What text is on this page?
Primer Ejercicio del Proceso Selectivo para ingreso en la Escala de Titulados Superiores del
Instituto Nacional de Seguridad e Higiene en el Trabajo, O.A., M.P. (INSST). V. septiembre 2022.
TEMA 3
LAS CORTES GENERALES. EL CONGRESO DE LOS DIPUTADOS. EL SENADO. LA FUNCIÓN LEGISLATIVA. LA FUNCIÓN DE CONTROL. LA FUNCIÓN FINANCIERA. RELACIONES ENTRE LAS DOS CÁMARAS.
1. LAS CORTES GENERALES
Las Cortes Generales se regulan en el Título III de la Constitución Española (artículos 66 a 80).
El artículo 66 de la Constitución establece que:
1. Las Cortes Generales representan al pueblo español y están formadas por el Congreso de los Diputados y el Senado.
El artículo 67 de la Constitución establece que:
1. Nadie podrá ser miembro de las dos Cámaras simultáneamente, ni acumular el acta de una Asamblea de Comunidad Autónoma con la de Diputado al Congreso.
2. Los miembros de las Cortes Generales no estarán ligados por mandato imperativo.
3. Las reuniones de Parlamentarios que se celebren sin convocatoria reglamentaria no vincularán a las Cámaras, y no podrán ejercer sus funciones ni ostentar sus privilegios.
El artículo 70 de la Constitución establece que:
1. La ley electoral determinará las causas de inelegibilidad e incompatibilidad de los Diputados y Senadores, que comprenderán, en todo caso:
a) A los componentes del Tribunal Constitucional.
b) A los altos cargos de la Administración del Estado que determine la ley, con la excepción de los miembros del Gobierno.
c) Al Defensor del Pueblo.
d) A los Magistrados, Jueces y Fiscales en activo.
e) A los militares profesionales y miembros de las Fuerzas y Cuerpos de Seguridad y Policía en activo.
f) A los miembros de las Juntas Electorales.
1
..........
Extract, from the listing above, every line where the string "miembros" occurs.

OUTPUT BELOW
2. Los miembros de las Cortes Generales no estarán ligados por mandato imperativo.
b) A los altos cargos de la Administración del Estado que determine la ley, con la excepción de los miembros del Gobierno.
e) A los militares profesionales y miembros de las Fuerzas y Cuerpos de Seguridad y Policía en activo.
f) A los miembros de las Juntas Electorales.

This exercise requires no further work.